Exercise instructions: Go through the listing and pick out each line with the word "adjustment" in it.
-------- Provided information --------
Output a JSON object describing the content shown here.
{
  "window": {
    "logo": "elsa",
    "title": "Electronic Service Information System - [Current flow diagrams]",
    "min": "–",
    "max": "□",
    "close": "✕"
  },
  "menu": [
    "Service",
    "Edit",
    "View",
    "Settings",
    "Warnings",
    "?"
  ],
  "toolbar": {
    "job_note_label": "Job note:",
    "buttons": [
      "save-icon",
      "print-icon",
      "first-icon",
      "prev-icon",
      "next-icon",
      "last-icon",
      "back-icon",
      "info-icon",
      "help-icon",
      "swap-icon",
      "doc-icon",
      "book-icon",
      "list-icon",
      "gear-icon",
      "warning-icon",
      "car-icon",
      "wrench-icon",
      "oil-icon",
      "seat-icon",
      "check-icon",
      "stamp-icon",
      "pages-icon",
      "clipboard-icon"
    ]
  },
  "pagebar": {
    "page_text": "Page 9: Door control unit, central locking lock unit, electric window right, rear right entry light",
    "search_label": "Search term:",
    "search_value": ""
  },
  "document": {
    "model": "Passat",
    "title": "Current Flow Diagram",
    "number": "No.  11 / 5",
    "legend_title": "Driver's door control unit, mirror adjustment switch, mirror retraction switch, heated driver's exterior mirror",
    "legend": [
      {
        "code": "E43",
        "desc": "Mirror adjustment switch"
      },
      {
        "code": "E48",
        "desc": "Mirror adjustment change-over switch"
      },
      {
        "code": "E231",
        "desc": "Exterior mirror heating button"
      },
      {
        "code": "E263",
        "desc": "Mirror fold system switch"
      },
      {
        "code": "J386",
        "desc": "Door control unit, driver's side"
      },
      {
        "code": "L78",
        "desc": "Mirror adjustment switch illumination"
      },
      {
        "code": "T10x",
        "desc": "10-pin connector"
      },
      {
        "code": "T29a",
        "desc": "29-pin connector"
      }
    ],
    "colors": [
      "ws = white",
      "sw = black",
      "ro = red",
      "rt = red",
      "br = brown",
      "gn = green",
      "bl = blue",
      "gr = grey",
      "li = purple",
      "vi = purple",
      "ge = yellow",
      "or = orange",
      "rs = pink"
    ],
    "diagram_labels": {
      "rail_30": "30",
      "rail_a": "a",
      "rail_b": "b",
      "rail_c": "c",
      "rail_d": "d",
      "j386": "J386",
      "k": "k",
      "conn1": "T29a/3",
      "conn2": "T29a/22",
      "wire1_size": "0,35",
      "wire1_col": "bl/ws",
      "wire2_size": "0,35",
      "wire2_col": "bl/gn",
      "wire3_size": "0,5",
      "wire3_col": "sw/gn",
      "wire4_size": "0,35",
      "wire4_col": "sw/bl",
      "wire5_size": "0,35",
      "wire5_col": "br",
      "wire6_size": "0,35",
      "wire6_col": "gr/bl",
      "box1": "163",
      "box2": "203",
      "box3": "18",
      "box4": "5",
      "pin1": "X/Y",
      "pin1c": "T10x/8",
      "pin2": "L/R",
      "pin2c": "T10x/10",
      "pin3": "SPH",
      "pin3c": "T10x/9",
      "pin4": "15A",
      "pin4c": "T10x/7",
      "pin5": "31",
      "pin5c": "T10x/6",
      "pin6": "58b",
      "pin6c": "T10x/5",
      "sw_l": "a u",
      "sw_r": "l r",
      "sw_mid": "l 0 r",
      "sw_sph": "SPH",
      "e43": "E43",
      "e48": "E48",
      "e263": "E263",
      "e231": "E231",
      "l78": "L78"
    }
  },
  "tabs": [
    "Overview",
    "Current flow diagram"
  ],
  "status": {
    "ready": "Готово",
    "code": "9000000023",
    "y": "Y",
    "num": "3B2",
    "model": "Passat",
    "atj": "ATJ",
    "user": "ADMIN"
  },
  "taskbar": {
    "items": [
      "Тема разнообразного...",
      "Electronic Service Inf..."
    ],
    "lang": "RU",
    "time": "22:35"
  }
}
--------
Answer to this problem:
    "legend_title": "Driver's door control unit, mirror adjustment switch, mirror retraction switch, heated driver's exterior mirror",
        "desc": "Mirror adjustment switch"
        "desc": "Mirror adjustment change-over switch"
        "desc": "Mirror adjustment switch illumination"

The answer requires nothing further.